■ Records provided ■
□ □ □ □ □

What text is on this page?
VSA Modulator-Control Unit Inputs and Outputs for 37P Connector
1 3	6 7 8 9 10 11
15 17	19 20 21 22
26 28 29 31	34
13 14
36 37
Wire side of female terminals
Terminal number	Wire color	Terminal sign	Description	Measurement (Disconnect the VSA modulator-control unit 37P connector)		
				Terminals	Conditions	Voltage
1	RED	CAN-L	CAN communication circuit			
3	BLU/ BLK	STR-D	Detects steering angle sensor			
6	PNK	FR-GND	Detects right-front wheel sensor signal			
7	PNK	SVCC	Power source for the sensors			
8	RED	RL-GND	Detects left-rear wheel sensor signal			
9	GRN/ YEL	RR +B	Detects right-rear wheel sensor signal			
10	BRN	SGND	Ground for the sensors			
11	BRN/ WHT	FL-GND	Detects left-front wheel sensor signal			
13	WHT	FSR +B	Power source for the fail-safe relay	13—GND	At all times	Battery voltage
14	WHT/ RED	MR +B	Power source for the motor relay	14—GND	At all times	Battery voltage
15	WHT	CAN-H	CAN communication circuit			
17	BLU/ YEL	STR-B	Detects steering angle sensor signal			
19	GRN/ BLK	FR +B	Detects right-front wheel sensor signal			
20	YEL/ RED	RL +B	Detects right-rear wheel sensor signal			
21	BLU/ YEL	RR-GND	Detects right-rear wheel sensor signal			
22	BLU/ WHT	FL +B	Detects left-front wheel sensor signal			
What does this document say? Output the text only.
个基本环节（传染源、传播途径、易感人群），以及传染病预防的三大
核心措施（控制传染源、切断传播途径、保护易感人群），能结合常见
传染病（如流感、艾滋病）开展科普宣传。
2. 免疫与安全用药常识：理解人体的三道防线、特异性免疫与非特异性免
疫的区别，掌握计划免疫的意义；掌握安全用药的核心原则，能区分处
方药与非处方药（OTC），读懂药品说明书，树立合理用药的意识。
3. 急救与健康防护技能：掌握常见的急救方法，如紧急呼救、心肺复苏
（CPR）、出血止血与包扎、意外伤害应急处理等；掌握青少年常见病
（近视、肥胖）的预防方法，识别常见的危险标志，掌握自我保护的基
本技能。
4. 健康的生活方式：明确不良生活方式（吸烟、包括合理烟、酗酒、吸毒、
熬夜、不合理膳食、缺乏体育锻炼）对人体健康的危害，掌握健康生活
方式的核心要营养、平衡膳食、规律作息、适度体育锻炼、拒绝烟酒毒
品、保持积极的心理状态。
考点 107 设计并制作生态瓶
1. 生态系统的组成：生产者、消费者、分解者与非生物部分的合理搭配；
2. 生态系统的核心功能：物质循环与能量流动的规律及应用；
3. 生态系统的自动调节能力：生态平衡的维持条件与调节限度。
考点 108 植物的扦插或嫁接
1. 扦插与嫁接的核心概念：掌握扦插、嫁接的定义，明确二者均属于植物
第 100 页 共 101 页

□ □ □ □ □

■ Written request ■
Write out all of the records once more, exactly.

■ Response ■
What text is on this page?
VSA Modulator-Control Unit Inputs and Outputs for 37P Connector
1 3	6 7 8 9 10 11
15 17	19 20 21 22
26 28 29 31	34
13 14
36 37
Wire side of female terminals
Terminal number	Wire color	Terminal sign	Description	Measurement (Disconnect the VSA modulator-control unit 37P connector)		
				Terminals	Conditions	Voltage
1	RED	CAN-L	CAN communication circuit			
3	BLU/ BLK	STR-D	Detects steering angle sensor			
6	PNK	FR-GND	Detects right-front wheel sensor signal			
7	PNK	SVCC	Power source for the sensors			
8	RED	RL-GND	Detects left-rear wheel sensor signal			
9	GRN/ YEL	RR +B	Detects right-rear wheel sensor signal			
10	BRN	SGND	Ground for the sensors			
11	BRN/ WHT	FL-GND	Detects left-front wheel sensor signal			
13	WHT	FSR +B	Power source for the fail-safe relay	13—GND	At all times	Battery voltage
14	WHT/ RED	MR +B	Power source for the motor relay	14—GND	At all times	Battery voltage
15	WHT	CAN-H	CAN communication circuit			
17	BLU/ YEL	STR-B	Detects steering angle sensor signal			
19	GRN/ BLK	FR +B	Detects right-front wheel sensor signal			
20	YEL/ RED	RL +B	Detects right-rear wheel sensor signal			
21	BLU/ YEL	RR-GND	Detects right-rear wheel sensor signal			
22	BLU/ WHT	FL +B	Detects left-front wheel sensor signal			
What does this document say? Output the text only.
个基本环节（传染源、传播途径、易感人群），以及传染病预防的三大
核心措施（控制传染源、切断传播途径、保护易感人群），能结合常见
传染病（如流感、艾滋病）开展科普宣传。
2. 免疫与安全用药常识：理解人体的三道防线、特异性免疫与非特异性免
疫的区别，掌握计划免疫的意义；掌握安全用药的核心原则，能区分处
方药与非处方药（OTC），读懂药品说明书，树立合理用药的意识。
3. 急救与健康防护技能：掌握常见的急救方法，如紧急呼救、心肺复苏
（CPR）、出血止血与包扎、意外伤害应急处理等；掌握青少年常见病
（近视、肥胖）的预防方法，识别常见的危险标志，掌握自我保护的基
本技能。
4. 健康的生活方式：明确不良生活方式（吸烟、包括合理烟、酗酒、吸毒、
熬夜、不合理膳食、缺乏体育锻炼）对人体健康的危害，掌握健康生活
方式的核心要营养、平衡膳食、规律作息、适度体育锻炼、拒绝烟酒毒
品、保持积极的心理状态。
考点 107 设计并制作生态瓶
1. 生态系统的组成：生产者、消费者、分解者与非生物部分的合理搭配；
2. 生态系统的核心功能：物质循环与能量流动的规律及应用；
3. 生态系统的自动调节能力：生态平衡的维持条件与调节限度。
考点 108 植物的扦插或嫁接
1. 扦插与嫁接的核心概念：掌握扦插、嫁接的定义，明确二者均属于植物
第 100 页 共 101 页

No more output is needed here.